## STATED EXERCISE
Can you give all the records again without altering a single character?

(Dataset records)
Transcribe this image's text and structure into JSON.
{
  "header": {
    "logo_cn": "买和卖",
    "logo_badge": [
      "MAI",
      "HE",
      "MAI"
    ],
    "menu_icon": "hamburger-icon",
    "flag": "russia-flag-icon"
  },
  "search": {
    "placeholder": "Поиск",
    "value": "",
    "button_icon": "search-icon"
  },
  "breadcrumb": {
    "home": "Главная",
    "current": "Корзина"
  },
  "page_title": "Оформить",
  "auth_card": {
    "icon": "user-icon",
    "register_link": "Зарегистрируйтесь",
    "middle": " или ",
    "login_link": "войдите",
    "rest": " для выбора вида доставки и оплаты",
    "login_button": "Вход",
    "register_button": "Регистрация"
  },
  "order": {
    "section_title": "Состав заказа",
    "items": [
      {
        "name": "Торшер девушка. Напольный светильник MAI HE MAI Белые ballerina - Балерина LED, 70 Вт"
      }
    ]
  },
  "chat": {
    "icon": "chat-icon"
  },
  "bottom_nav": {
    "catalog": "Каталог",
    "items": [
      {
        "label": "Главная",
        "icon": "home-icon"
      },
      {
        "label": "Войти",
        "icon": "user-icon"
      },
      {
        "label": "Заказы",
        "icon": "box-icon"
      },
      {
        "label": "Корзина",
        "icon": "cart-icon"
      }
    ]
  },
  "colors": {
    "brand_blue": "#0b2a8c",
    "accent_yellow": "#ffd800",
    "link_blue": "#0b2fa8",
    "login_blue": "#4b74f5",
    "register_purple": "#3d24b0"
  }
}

## FULL OUTPUT
Transcribe this image's text and structure into JSON.
{
  "header": {
    "logo_cn": "买和卖",
    "logo_badge": [
      "MAI",
      "HE",
      "MAI"
    ],
    "menu_icon": "hamburger-icon",
    "flag": "russia-flag-icon"
  },
  "search": {
    "placeholder": "Поиск",
    "value": "",
    "button_icon": "search-icon"
  },
  "breadcrumb": {
    "home": "Главная",
    "current": "Корзина"
  },
  "page_title": "Оформить",
  "auth_card": {
    "icon": "user-icon",
    "register_link": "Зарегистрируйтесь",
    "middle": " или ",
    "login_link": "войдите",
    "rest": " для выбора вида доставки и оплаты",
    "login_button": "Вход",
    "register_button": "Регистрация"
  },
  "order": {
    "section_title": "Состав заказа",
    "items": [
      {
        "name": "Торшер девушка. Напольный светильник MAI HE MAI Белые ballerina - Балерина LED, 70 Вт"
      }
    ]
  },
  "chat": {
    "icon": "chat-icon"
  },
  "bottom_nav": {
    "catalog": "Каталог",
    "items": [
      {
        "label": "Главная",
        "icon": "home-icon"
      },
      {
        "label": "Войти",
        "icon": "user-icon"
      },
      {
        "label": "Заказы",
        "icon": "box-icon"
      },
      {
        "label": "Корзина",
        "icon": "cart-icon"
      }
    ]
  },
  "colors": {
    "brand_blue": "#0b2a8c",
    "accent_yellow": "#ffd800",
    "link_blue": "#0b2fa8",
    "login_blue": "#4b74f5",
    "register_purple": "#3d24b0"
  }
}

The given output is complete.